• **Set problem**
Print the items exactly as they appear. Begin at the very first line, and stop after the line that contains "What elements are".

• **Records for the exercise**
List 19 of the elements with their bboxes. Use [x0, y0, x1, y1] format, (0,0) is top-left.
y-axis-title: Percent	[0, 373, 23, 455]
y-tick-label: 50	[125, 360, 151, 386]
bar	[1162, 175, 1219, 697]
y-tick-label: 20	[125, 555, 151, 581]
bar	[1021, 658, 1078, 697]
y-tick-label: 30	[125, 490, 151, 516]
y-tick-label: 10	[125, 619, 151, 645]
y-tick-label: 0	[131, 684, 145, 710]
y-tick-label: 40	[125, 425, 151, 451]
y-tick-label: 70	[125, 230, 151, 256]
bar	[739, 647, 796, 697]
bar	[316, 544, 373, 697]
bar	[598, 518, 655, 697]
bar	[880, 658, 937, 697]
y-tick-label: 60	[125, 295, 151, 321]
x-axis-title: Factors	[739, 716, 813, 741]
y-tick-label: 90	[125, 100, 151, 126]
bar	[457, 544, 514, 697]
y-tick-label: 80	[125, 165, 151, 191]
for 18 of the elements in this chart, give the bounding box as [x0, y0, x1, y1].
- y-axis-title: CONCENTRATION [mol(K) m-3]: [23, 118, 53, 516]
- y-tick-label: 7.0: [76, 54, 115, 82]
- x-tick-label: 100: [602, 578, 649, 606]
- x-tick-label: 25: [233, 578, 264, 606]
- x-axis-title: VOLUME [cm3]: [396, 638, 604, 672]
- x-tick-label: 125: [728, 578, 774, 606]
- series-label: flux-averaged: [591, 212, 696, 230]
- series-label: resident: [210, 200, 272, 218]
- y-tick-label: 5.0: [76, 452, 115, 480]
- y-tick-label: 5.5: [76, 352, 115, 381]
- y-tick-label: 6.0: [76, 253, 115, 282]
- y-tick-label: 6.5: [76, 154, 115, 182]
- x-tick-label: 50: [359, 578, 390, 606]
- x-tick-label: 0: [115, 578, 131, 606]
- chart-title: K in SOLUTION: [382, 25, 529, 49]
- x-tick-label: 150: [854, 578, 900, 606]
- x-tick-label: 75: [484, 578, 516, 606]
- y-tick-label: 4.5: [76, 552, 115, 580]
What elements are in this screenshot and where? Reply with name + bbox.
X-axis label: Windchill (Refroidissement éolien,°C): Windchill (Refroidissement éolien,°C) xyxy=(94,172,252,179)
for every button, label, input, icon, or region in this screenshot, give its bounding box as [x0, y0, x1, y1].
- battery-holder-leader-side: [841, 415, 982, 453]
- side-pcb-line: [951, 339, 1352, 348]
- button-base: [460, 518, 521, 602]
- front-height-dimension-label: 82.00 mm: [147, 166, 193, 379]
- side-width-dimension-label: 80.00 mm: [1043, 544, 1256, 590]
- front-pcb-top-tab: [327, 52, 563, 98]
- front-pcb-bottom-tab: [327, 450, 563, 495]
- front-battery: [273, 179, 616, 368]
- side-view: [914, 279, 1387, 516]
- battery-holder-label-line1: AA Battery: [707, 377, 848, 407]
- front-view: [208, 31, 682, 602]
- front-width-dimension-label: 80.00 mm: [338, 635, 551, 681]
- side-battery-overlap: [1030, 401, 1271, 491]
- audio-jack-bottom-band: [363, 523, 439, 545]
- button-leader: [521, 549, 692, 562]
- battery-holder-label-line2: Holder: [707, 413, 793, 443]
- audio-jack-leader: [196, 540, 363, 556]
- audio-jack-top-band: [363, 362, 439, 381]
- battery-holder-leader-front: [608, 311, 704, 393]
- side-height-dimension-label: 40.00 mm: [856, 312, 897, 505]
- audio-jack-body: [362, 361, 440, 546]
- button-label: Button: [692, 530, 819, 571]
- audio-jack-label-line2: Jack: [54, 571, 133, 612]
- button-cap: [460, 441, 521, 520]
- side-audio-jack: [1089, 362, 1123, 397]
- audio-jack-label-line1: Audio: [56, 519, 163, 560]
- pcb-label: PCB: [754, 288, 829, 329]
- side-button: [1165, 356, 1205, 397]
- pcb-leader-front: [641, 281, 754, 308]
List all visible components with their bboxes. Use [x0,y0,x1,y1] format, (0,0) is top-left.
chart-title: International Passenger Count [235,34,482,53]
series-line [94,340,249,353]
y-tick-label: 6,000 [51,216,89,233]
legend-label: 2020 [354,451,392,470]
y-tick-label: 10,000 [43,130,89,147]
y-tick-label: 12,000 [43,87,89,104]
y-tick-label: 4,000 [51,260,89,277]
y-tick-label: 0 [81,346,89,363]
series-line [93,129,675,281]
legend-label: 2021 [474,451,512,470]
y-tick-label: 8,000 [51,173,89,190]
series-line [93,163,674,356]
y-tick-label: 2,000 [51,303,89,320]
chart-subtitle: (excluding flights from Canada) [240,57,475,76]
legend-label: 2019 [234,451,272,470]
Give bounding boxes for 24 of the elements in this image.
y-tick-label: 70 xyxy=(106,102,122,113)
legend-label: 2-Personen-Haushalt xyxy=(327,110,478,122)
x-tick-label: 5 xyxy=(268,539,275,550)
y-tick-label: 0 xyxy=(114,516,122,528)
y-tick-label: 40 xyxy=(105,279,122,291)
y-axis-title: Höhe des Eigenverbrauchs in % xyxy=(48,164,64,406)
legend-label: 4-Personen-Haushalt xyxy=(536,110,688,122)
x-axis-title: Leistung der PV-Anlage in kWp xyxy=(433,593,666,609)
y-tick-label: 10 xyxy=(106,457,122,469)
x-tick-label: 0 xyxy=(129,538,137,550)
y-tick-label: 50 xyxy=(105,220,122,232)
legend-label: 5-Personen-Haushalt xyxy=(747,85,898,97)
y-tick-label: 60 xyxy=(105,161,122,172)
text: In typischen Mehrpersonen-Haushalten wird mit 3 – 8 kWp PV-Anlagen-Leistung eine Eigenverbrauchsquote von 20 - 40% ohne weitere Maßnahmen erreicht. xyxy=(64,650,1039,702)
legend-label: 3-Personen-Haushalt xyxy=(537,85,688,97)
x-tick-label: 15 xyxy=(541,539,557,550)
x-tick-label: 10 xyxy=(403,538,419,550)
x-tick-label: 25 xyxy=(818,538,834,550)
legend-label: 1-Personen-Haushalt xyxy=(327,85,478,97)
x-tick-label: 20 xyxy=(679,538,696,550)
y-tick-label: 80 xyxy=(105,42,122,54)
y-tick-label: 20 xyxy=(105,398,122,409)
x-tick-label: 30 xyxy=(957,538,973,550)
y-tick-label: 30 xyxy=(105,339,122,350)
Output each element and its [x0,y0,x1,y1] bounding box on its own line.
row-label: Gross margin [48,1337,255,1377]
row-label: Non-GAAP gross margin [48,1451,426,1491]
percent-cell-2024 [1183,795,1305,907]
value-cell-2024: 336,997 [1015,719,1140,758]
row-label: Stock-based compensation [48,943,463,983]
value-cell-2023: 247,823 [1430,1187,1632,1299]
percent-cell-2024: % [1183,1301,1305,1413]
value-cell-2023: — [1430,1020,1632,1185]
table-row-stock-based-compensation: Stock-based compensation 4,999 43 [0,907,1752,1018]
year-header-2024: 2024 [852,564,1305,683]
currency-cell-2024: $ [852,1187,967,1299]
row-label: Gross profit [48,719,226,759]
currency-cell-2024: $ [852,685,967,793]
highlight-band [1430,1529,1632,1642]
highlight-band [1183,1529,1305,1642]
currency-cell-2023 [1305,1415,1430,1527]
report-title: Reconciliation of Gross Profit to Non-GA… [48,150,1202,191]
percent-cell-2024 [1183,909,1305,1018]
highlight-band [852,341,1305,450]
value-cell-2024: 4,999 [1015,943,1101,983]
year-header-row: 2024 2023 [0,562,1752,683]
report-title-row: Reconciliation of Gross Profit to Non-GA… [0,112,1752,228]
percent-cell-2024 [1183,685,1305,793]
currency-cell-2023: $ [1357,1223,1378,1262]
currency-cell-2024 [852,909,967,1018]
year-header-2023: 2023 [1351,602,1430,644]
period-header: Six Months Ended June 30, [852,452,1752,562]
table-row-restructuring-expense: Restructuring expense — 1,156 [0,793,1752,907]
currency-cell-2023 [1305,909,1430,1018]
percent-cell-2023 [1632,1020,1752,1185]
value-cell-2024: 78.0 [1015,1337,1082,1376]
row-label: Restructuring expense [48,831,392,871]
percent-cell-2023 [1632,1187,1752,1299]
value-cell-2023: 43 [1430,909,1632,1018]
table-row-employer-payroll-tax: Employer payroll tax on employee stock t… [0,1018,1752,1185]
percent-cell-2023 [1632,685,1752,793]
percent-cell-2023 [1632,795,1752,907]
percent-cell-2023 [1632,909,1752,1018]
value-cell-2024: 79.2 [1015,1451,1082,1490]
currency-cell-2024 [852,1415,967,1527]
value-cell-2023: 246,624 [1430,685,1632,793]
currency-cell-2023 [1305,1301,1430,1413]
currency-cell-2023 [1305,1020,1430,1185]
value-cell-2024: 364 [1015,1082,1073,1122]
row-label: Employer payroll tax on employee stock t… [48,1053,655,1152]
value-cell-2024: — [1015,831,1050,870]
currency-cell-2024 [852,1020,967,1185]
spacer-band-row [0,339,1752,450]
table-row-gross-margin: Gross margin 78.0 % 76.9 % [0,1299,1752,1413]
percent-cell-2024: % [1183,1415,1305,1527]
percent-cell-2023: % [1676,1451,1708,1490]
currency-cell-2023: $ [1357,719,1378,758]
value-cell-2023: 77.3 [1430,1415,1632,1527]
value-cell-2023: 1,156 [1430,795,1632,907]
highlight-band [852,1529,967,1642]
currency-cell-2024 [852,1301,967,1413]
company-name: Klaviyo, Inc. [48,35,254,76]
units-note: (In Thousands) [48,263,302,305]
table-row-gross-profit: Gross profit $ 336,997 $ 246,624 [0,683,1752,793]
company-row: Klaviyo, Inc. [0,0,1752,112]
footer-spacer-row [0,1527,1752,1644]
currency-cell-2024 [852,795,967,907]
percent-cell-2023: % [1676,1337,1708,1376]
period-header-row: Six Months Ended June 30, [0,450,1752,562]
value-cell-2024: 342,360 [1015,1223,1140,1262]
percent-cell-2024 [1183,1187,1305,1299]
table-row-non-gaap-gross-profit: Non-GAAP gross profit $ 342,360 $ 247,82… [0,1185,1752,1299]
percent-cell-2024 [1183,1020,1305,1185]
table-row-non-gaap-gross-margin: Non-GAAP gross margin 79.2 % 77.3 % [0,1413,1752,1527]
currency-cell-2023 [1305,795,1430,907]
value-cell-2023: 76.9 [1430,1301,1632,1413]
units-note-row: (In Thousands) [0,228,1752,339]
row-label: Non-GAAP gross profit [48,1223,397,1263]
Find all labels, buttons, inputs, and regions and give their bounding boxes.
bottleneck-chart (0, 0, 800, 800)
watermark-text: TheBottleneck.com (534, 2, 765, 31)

• **Reply to the task**
List 19 of the elements with their bboxes. Use [x0, y0, x1, y1] format, (0,0) is top-left.
y-axis-title: Percent	[0, 373, 23, 455]
y-tick-label: 50	[125, 360, 151, 386]
bar	[1162, 175, 1219, 697]
y-tick-label: 20	[125, 555, 151, 581]
bar	[1021, 658, 1078, 697]
y-tick-label: 30	[125, 490, 151, 516]
y-tick-label: 10	[125, 619, 151, 645]
y-tick-label: 0	[131, 684, 145, 710]
y-tick-label: 40	[125, 425, 151, 451]
y-tick-label: 70	[125, 230, 151, 256]
bar	[739, 647, 796, 697]
bar	[316, 544, 373, 697]
bar	[598, 518, 655, 697]
bar	[880, 658, 937, 697]
y-tick-label: 60	[125, 295, 151, 321]
x-axis-title: Factors	[739, 716, 813, 741]
y-tick-label: 90	[125, 100, 151, 126]
bar	[457, 544, 514, 697]
y-tick-label: 80	[125, 165, 151, 191]
for 18 of the elements in this chart, give the bounding box as [x0, y0, x1, y1].
- y-axis-title: CONCENTRATION [mol(K) m-3]: [23, 118, 53, 516]
- y-tick-label: 7.0: [76, 54, 115, 82]
- x-tick-label: 100: [602, 578, 649, 606]
- x-tick-label: 25: [233, 578, 264, 606]
- x-axis-title: VOLUME [cm3]: [396, 638, 604, 672]
- x-tick-label: 125: [728, 578, 774, 606]
- series-label: flux-averaged: [591, 212, 696, 230]
- series-label: resident: [210, 200, 272, 218]
- y-tick-label: 5.0: [76, 452, 115, 480]
- y-tick-label: 5.5: [76, 352, 115, 381]
- y-tick-label: 6.0: [76, 253, 115, 282]
- y-tick-label: 6.5: [76, 154, 115, 182]
- x-tick-label: 50: [359, 578, 390, 606]
- x-tick-label: 0: [115, 578, 131, 606]
- chart-title: K in SOLUTION: [382, 25, 529, 49]
- x-tick-label: 150: [854, 578, 900, 606]
- x-tick-label: 75: [484, 578, 516, 606]
- y-tick-label: 4.5: [76, 552, 115, 580]
What elements are in this screenshot and where? Reply with name + bbox.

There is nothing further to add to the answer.